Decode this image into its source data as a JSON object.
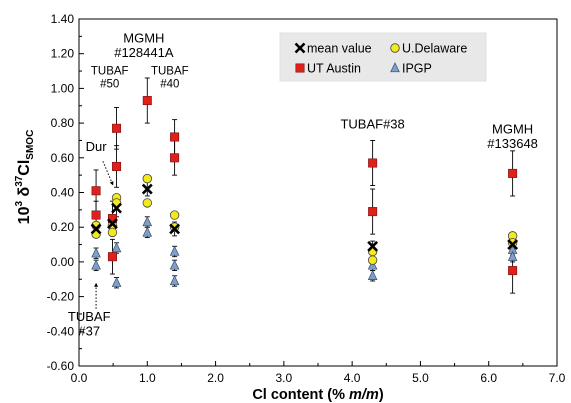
{
  "chart_data": {
    "type": "scatter",
    "title": "",
    "xlabel": "Cl content (% m/m)",
    "xlabel_parts": {
      "prefix": "Cl content (% ",
      "italic": "m/m",
      "suffix": ")"
    },
    "ylabel": "10³ δ³⁷Cl_SMOC",
    "ylabel_parts": {
      "prefix": "10",
      "sup1": "3",
      "mid": " δ",
      "sup2": "37",
      "base": "Cl",
      "sub": "SMOC"
    },
    "xlim": [
      0.0,
      7.0
    ],
    "ylim": [
      -0.6,
      1.4
    ],
    "xticks": [
      "0.0",
      "1.0",
      "2.0",
      "3.0",
      "4.0",
      "5.0",
      "6.0",
      "7.0"
    ],
    "yticks": [
      "-0.60",
      "-0.40",
      "-0.20",
      "0.00",
      "0.20",
      "0.40",
      "0.60",
      "0.80",
      "1.00",
      "1.20",
      "1.40"
    ],
    "legend_position": "top-right",
    "series": [
      {
        "name": "mean value",
        "marker": "x",
        "color": "#000000",
        "points": [
          {
            "x": 0.25,
            "y": 0.19,
            "err": 0.03
          },
          {
            "x": 0.49,
            "y": 0.22,
            "err": 0.03
          },
          {
            "x": 0.55,
            "y": 0.31,
            "err": 0.05
          },
          {
            "x": 1.0,
            "y": 0.42,
            "err": 0.04
          },
          {
            "x": 1.4,
            "y": 0.19,
            "err": 0.04
          },
          {
            "x": 4.3,
            "y": 0.09,
            "err": 0.03
          },
          {
            "x": 6.35,
            "y": 0.1,
            "err": 0.03
          }
        ]
      },
      {
        "name": "U.Delaware",
        "marker": "circle",
        "color": "#f2ea1d",
        "points": [
          {
            "x": 0.25,
            "y": 0.16
          },
          {
            "x": 0.25,
            "y": 0.21
          },
          {
            "x": 0.49,
            "y": 0.21
          },
          {
            "x": 0.49,
            "y": 0.17
          },
          {
            "x": 0.55,
            "y": 0.37
          },
          {
            "x": 0.55,
            "y": 0.34
          },
          {
            "x": 1.0,
            "y": 0.48
          },
          {
            "x": 1.0,
            "y": 0.34
          },
          {
            "x": 1.4,
            "y": 0.27
          },
          {
            "x": 1.4,
            "y": 0.2
          },
          {
            "x": 4.3,
            "y": 0.06
          },
          {
            "x": 4.3,
            "y": 0.01
          },
          {
            "x": 6.35,
            "y": 0.15
          },
          {
            "x": 6.35,
            "y": 0.11
          }
        ]
      },
      {
        "name": "UT Austin",
        "marker": "square",
        "color": "#e0201b",
        "points": [
          {
            "x": 0.25,
            "y": 0.41,
            "err": 0.12
          },
          {
            "x": 0.25,
            "y": 0.27,
            "err": 0.08
          },
          {
            "x": 0.49,
            "y": 0.25,
            "err": 0.1
          },
          {
            "x": 0.49,
            "y": 0.03,
            "err": 0.1
          },
          {
            "x": 0.55,
            "y": 0.77,
            "err": 0.12
          },
          {
            "x": 0.55,
            "y": 0.55,
            "err": 0.12
          },
          {
            "x": 1.0,
            "y": 0.93,
            "err": 0.13
          },
          {
            "x": 1.4,
            "y": 0.72,
            "err": 0.1
          },
          {
            "x": 1.4,
            "y": 0.6,
            "err": 0.1
          },
          {
            "x": 4.3,
            "y": 0.57,
            "err": 0.13
          },
          {
            "x": 4.3,
            "y": 0.29,
            "err": 0.13
          },
          {
            "x": 6.35,
            "y": 0.51,
            "err": 0.13
          },
          {
            "x": 6.35,
            "y": -0.05,
            "err": 0.13
          }
        ]
      },
      {
        "name": "IPGP",
        "marker": "triangle",
        "color": "#7f9fc9",
        "points": [
          {
            "x": 0.25,
            "y": 0.05,
            "err": 0.03
          },
          {
            "x": 0.25,
            "y": -0.02,
            "err": 0.03
          },
          {
            "x": 0.55,
            "y": 0.08,
            "err": 0.03
          },
          {
            "x": 0.55,
            "y": -0.12,
            "err": 0.03
          },
          {
            "x": 1.0,
            "y": 0.23,
            "err": 0.03
          },
          {
            "x": 1.0,
            "y": 0.17,
            "err": 0.03
          },
          {
            "x": 1.4,
            "y": 0.06,
            "err": 0.03
          },
          {
            "x": 1.4,
            "y": -0.02,
            "err": 0.03
          },
          {
            "x": 1.4,
            "y": -0.11,
            "err": 0.03
          },
          {
            "x": 4.3,
            "y": -0.02,
            "err": 0.03
          },
          {
            "x": 4.3,
            "y": -0.08,
            "err": 0.03
          },
          {
            "x": 6.35,
            "y": 0.07,
            "err": 0.03
          },
          {
            "x": 6.35,
            "y": 0.03,
            "err": 0.03
          }
        ]
      }
    ],
    "annotations": [
      {
        "id": "mgmh-128441a",
        "lines": [
          "MGMH",
          "#128441A"
        ],
        "x": 0.95,
        "y": 1.265,
        "size": "large"
      },
      {
        "id": "tubaf-50",
        "lines": [
          "TUBAF",
          "#50"
        ],
        "x": 0.45,
        "y": 1.08,
        "size": "small"
      },
      {
        "id": "tubaf-40",
        "lines": [
          "TUBAF",
          "#40"
        ],
        "x": 1.33,
        "y": 1.08,
        "size": "small"
      },
      {
        "id": "dur",
        "lines": [
          "Dur"
        ],
        "x": 0.25,
        "y": 0.64,
        "size": "large"
      },
      {
        "id": "tubaf-38",
        "lines": [
          "TUBAF#38"
        ],
        "x": 4.3,
        "y": 0.77,
        "size": "large"
      },
      {
        "id": "mgmh-133648",
        "lines": [
          "MGMH",
          "#133648"
        ],
        "x": 6.35,
        "y": 0.74,
        "size": "large"
      },
      {
        "id": "tubaf-37",
        "lines": [
          "TUBAF",
          "#37"
        ],
        "x": 0.15,
        "y": -0.34,
        "size": "large"
      }
    ]
  }
}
= = =
▶ [Objective] Extract every line of the data exactly; pictures stay out.

▶ [Task answer]
Decode this image into its source data as a JSON object.
{
  "chart_data": {
    "type": "scatter",
    "title": "",
    "xlabel": "Cl content (% m/m)",
    "xlabel_parts": {
      "prefix": "Cl content (% ",
      "italic": "m/m",
      "suffix": ")"
    },
    "ylabel": "10³ δ³⁷Cl_SMOC",
    "ylabel_parts": {
      "prefix": "10",
      "sup1": "3",
      "mid": " δ",
      "sup2": "37",
      "base": "Cl",
      "sub": "SMOC"
    },
    "xlim": [
      0.0,
      7.0
    ],
    "ylim": [
      -0.6,
      1.4
    ],
    "xticks": [
      "0.0",
      "1.0",
      "2.0",
      "3.0",
      "4.0",
      "5.0",
      "6.0",
      "7.0"
    ],
    "yticks": [
      "-0.60",
      "-0.40",
      "-0.20",
      "0.00",
      "0.20",
      "0.40",
      "0.60",
      "0.80",
      "1.00",
      "1.20",
      "1.40"
    ],
    "legend_position": "top-right",
    "series": [
      {
        "name": "mean value",
        "marker": "x",
        "color": "#000000",
        "points": [
          {
            "x": 0.25,
            "y": 0.19,
            "err": 0.03
          },
          {
            "x": 0.49,
            "y": 0.22,
            "err": 0.03
          },
          {
            "x": 0.55,
            "y": 0.31,
            "err": 0.05
          },
          {
            "x": 1.0,
            "y": 0.42,
            "err": 0.04
          },
          {
            "x": 1.4,
            "y": 0.19,
            "err": 0.04
          },
          {
            "x": 4.3,
            "y": 0.09,
            "err": 0.03
          },
          {
            "x": 6.35,
            "y": 0.1,
            "err": 0.03
          }
        ]
      },
      {
        "name": "U.Delaware",
        "marker": "circle",
        "color": "#f2ea1d",
        "points": [
          {
            "x": 0.25,
            "y": 0.16
          },
          {
            "x": 0.25,
            "y": 0.21
          },
          {
            "x": 0.49,
            "y": 0.21
          },
          {
            "x": 0.49,
            "y": 0.17
          },
          {
            "x": 0.55,
            "y": 0.37
          },
          {
            "x": 0.55,
            "y": 0.34
          },
          {
            "x": 1.0,
            "y": 0.48
          },
          {
            "x": 1.0,
            "y": 0.34
          },
          {
            "x": 1.4,
            "y": 0.27
          },
          {
            "x": 1.4,
            "y": 0.2
          },
          {
            "x": 4.3,
            "y": 0.06
          },
          {
            "x": 4.3,
            "y": 0.01
          },
          {
            "x": 6.35,
            "y": 0.15
          },
          {
            "x": 6.35,
            "y": 0.11
          }
        ]
      },
      {
        "name": "UT Austin",
        "marker": "square",
        "color": "#e0201b",
        "points": [
          {
            "x": 0.25,
            "y": 0.41,
            "err": 0.12
          },
          {
            "x": 0.25,
            "y": 0.27,
            "err": 0.08
          },
          {
            "x": 0.49,
            "y": 0.25,
            "err": 0.1
          },
          {
            "x": 0.49,
            "y": 0.03,
            "err": 0.1
          },
          {
            "x": 0.55,
            "y": 0.77,
            "err": 0.12
          },
          {
            "x": 0.55,
            "y": 0.55,
            "err": 0.12
          },
          {
            "x": 1.0,
            "y": 0.93,
            "err": 0.13
          },
          {
            "x": 1.4,
            "y": 0.72,
            "err": 0.1
          },
          {
            "x": 1.4,
            "y": 0.6,
            "err": 0.1
          },
          {
            "x": 4.3,
            "y": 0.57,
            "err": 0.13
          },
          {
            "x": 4.3,
            "y": 0.29,
            "err": 0.13
          },
          {
            "x": 6.35,
            "y": 0.51,
            "err": 0.13
          },
          {
            "x": 6.35,
            "y": -0.05,
            "err": 0.13
          }
        ]
      },
      {
        "name": "IPGP",
        "marker": "triangle",
        "color": "#7f9fc9",
        "points": [
          {
            "x": 0.25,
            "y": 0.05,
            "err": 0.03
          },
          {
            "x": 0.25,
            "y": -0.02,
            "err": 0.03
          },
          {
            "x": 0.55,
            "y": 0.08,
            "err": 0.03
          },
          {
            "x": 0.55,
            "y": -0.12,
            "err": 0.03
          },
          {
            "x": 1.0,
            "y": 0.23,
            "err": 0.03
          },
          {
            "x": 1.0,
            "y": 0.17,
            "err": 0.03
          },
          {
            "x": 1.4,
            "y": 0.06,
            "err": 0.03
          },
          {
            "x": 1.4,
            "y": -0.02,
            "err": 0.03
          },
          {
            "x": 1.4,
            "y": -0.11,
            "err": 0.03
          },
          {
            "x": 4.3,
            "y": -0.02,
            "err": 0.03
          },
          {
            "x": 4.3,
            "y": -0.08,
            "err": 0.03
          },
          {
            "x": 6.35,
            "y": 0.07,
            "err": 0.03
          },
          {
            "x": 6.35,
            "y": 0.03,
            "err": 0.03
          }
        ]
      }
    ],
    "annotations": [
      {
        "id": "mgmh-128441a",
        "lines": [
          "MGMH",
          "#128441A"
        ],
        "x": 0.95,
        "y": 1.265,
        "size": "large"
      },
      {
        "id": "tubaf-50",
        "lines": [
          "TUBAF",
          "#50"
        ],
        "x": 0.45,
        "y": 1.08,
        "size": "small"
      },
      {
        "id": "tubaf-40",
        "lines": [
          "TUBAF",
          "#40"
        ],
        "x": 1.33,
        "y": 1.08,
        "size": "small"
      },
      {
        "id": "dur",
        "lines": [
          "Dur"
        ],
        "x": 0.25,
        "y": 0.64,
        "size": "large"
      },
      {
        "id": "tubaf-38",
        "lines": [
          "TUBAF#38"
        ],
        "x": 4.3,
        "y": 0.77,
        "size": "large"
      },
      {
        "id": "mgmh-133648",
        "lines": [
          "MGMH",
          "#133648"
        ],
        "x": 6.35,
        "y": 0.74,
        "size": "large"
      },
      {
        "id": "tubaf-37",
        "lines": [
          "TUBAF",
          "#37"
        ],
        "x": 0.15,
        "y": -0.34,
        "size": "large"
      }
    ]
  }
}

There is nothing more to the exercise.